Extracted records:
★ ★ ★
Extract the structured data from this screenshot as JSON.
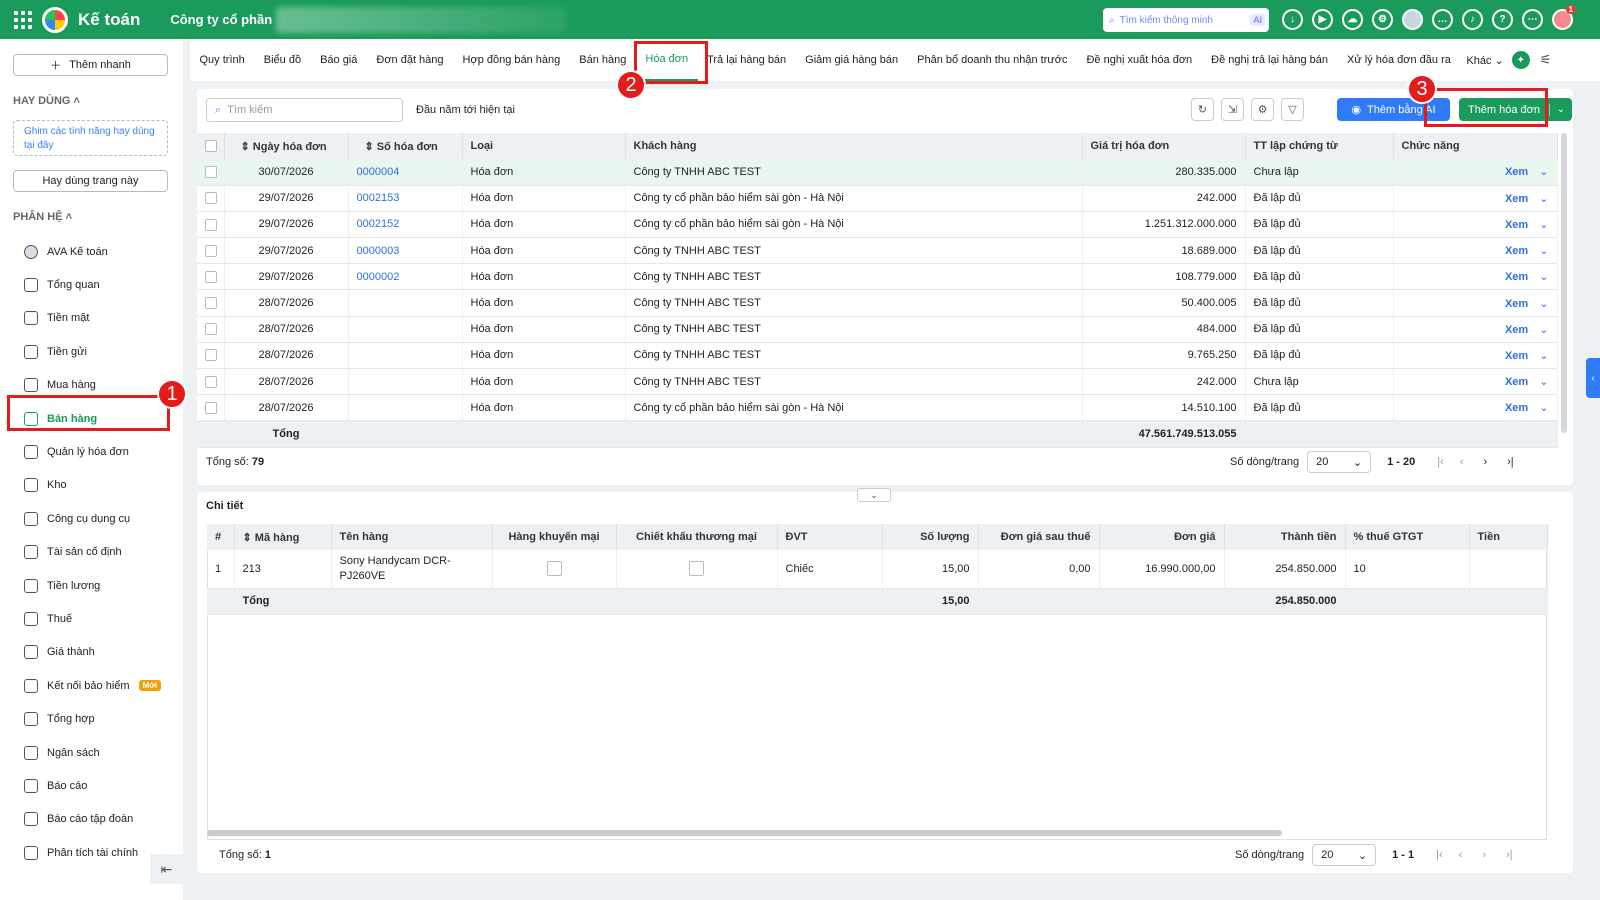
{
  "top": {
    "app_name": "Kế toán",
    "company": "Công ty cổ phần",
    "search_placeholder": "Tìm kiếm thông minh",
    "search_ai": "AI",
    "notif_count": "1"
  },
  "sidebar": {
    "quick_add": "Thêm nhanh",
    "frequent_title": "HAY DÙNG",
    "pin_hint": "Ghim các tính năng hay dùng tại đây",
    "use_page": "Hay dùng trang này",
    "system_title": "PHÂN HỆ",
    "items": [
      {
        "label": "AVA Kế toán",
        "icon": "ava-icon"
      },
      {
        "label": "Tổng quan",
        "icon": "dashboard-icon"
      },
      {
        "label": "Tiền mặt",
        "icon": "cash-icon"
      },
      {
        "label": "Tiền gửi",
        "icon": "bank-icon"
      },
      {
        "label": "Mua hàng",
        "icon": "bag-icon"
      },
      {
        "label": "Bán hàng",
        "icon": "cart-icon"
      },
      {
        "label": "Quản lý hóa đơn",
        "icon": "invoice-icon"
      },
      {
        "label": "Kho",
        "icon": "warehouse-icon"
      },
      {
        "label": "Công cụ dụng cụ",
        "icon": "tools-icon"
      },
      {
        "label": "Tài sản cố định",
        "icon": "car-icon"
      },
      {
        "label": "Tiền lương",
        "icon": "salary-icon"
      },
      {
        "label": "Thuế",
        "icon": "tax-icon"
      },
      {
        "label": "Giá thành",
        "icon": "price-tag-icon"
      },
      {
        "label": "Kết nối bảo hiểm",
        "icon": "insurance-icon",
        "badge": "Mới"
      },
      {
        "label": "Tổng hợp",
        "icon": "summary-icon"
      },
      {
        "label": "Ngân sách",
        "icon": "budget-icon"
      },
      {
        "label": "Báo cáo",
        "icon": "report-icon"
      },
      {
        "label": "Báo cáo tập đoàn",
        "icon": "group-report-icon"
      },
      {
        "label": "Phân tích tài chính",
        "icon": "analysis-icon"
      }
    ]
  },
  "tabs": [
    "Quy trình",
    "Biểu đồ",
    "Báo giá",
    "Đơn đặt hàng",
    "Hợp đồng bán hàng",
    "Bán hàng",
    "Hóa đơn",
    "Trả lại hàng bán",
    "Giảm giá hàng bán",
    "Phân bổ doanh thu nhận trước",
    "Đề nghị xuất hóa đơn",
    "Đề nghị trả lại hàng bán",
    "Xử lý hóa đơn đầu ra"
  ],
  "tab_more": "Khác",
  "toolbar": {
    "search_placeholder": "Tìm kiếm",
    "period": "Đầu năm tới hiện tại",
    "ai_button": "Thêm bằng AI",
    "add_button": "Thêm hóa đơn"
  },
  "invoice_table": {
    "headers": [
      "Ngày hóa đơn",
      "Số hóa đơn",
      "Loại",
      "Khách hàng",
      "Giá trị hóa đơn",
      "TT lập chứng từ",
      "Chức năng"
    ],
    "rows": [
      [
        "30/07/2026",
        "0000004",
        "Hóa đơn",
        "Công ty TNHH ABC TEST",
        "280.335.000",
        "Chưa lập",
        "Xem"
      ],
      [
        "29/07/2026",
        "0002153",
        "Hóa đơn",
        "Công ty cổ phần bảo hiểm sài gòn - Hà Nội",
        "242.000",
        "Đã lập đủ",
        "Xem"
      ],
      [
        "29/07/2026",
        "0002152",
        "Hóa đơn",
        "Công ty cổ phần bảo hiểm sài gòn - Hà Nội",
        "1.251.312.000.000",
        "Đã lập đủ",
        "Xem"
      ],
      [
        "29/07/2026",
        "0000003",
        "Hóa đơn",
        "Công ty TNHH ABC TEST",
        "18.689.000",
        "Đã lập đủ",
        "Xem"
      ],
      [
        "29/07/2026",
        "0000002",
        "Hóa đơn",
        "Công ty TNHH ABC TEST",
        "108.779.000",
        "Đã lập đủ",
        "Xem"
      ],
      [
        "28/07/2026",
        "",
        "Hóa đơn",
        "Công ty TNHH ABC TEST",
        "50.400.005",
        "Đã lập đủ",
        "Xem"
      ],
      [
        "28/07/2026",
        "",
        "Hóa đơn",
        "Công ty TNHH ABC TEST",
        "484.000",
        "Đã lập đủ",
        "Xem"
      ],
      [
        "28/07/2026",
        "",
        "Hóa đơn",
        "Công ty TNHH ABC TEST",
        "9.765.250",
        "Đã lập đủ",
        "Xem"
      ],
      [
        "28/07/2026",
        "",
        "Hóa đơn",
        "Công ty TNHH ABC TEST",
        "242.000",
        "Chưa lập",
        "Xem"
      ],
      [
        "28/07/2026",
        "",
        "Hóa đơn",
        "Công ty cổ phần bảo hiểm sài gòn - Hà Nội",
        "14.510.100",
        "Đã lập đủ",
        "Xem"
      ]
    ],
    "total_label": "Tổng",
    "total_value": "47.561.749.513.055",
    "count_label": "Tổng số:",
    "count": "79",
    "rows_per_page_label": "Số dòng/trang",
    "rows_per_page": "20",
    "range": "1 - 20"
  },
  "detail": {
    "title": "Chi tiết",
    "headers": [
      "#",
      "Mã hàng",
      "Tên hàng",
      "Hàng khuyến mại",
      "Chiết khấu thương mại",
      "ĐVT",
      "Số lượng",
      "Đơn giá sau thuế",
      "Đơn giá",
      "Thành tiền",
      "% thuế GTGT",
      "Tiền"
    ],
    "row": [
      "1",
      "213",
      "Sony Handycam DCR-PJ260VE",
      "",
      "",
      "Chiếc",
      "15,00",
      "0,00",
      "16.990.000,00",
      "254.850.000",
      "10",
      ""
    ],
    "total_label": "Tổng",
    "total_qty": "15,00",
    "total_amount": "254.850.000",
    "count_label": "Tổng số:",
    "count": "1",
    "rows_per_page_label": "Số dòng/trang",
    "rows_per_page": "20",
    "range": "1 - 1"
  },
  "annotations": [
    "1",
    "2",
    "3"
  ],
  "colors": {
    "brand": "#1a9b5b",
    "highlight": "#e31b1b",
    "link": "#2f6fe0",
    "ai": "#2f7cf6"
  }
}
★ ★ ★
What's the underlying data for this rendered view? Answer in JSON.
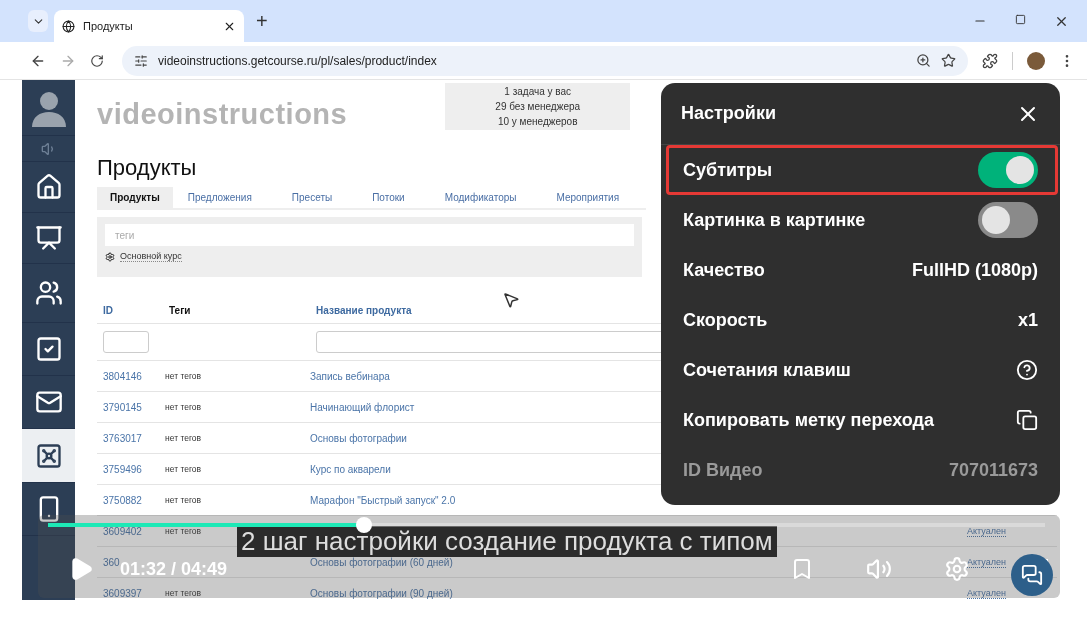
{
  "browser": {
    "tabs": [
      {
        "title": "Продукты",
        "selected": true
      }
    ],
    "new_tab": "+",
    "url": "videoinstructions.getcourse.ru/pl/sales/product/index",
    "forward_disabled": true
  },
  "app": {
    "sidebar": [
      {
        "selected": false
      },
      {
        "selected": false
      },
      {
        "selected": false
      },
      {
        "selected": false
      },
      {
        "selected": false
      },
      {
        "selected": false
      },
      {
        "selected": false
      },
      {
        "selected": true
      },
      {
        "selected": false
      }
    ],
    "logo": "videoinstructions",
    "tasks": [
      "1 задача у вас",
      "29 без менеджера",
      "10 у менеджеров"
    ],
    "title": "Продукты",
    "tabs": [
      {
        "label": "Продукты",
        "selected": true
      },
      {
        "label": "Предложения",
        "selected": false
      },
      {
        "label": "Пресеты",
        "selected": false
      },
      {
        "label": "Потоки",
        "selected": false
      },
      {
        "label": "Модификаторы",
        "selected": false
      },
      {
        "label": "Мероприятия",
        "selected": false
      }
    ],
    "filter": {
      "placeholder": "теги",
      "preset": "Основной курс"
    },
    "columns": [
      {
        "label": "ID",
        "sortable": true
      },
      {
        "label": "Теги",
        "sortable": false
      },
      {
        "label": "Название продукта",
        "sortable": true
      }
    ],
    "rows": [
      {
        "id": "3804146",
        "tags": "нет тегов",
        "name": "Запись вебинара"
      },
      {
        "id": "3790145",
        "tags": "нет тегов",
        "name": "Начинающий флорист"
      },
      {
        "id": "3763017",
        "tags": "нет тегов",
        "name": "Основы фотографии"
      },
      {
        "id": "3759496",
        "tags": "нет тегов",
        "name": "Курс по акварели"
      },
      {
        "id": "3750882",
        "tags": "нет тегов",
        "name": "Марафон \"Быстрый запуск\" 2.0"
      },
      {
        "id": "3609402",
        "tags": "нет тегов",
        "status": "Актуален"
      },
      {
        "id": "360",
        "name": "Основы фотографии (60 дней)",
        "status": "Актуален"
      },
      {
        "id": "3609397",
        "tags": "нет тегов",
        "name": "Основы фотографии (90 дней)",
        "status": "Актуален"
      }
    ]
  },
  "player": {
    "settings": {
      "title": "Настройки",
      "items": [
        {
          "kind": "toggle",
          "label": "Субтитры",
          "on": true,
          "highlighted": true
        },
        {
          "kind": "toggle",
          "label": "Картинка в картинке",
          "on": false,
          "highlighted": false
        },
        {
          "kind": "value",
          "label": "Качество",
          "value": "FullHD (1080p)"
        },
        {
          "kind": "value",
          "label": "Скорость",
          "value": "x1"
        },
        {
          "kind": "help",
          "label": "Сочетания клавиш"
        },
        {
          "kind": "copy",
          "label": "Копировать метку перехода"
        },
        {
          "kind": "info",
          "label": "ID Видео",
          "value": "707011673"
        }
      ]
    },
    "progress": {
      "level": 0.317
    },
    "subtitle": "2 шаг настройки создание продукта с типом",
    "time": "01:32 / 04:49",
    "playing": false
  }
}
★ ★ ★
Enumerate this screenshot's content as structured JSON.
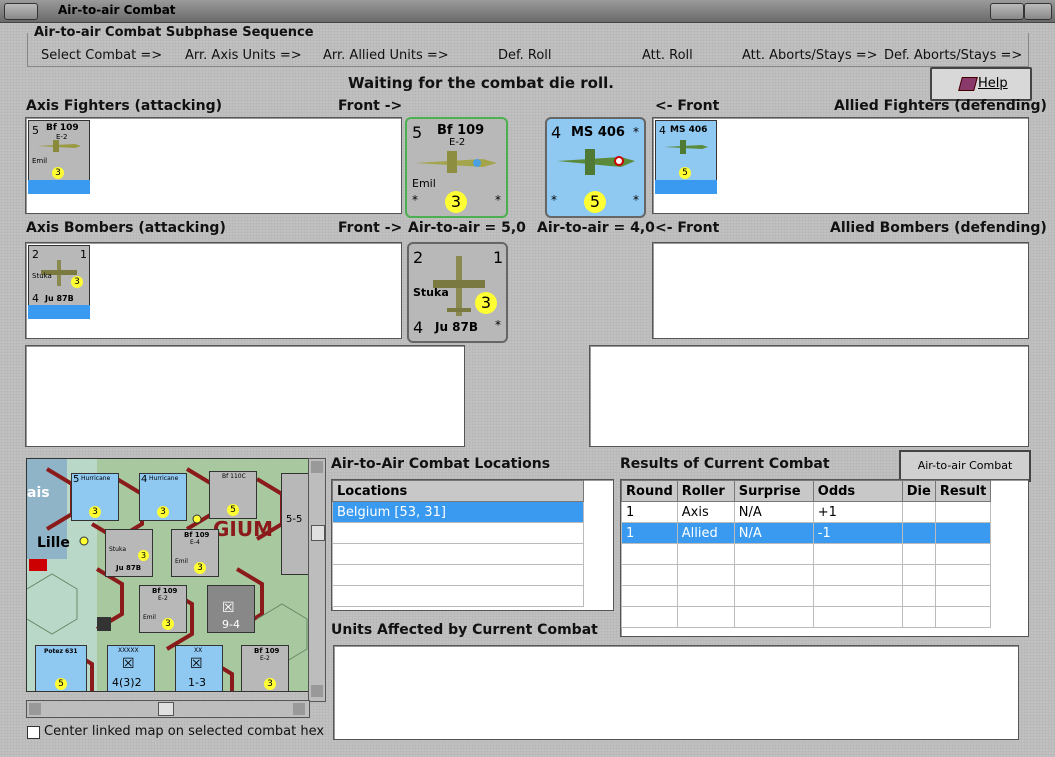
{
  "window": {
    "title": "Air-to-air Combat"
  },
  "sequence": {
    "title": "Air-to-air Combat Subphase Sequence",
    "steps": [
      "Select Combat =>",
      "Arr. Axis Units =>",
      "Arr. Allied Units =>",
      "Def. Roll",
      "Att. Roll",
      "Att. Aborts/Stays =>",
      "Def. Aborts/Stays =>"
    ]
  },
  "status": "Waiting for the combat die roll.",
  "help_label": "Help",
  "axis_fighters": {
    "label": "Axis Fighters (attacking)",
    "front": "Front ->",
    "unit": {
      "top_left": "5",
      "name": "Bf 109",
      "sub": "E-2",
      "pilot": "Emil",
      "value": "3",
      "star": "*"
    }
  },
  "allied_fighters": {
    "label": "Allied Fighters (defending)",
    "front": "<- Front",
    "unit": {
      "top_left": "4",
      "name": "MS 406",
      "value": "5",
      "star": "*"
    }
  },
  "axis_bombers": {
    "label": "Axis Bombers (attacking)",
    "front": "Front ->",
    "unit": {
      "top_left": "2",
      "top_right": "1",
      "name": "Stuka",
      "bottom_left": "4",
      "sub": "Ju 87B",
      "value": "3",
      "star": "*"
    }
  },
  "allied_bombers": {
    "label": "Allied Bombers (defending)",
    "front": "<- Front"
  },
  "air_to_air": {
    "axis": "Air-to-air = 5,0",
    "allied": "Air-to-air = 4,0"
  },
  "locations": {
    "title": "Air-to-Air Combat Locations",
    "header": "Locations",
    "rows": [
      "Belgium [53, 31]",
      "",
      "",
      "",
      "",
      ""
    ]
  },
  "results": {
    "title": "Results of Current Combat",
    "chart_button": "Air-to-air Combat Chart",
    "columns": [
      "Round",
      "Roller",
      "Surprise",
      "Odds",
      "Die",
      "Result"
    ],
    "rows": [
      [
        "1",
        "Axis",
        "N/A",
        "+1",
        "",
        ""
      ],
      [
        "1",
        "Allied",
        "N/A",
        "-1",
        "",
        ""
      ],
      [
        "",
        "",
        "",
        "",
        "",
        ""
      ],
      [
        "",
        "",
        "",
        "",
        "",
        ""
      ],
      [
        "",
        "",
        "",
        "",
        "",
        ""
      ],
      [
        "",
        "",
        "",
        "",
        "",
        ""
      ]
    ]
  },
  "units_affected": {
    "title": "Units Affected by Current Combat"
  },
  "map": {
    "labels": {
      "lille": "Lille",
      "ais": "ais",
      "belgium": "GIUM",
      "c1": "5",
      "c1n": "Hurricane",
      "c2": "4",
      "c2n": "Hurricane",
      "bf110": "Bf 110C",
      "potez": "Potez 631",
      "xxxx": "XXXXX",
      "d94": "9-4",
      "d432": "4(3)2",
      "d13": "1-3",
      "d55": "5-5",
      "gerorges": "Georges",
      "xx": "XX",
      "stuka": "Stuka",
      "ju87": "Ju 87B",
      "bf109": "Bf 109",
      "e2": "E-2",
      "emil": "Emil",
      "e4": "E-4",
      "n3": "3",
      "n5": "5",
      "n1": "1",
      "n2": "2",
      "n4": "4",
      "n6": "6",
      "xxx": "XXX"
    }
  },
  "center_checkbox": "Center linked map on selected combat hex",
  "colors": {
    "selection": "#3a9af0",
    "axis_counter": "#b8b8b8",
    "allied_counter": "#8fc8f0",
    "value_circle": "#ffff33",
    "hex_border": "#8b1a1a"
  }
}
★ ★ ★
### [Prompt]
Select all lines in the listing above where the word "Thêm" appears, and show them.

### [Exercise solution]
    "quick_add": "Thêm nhanh",
    "ai_button": "Thêm bằng AI",
    "add_button": "Thêm hóa đơn"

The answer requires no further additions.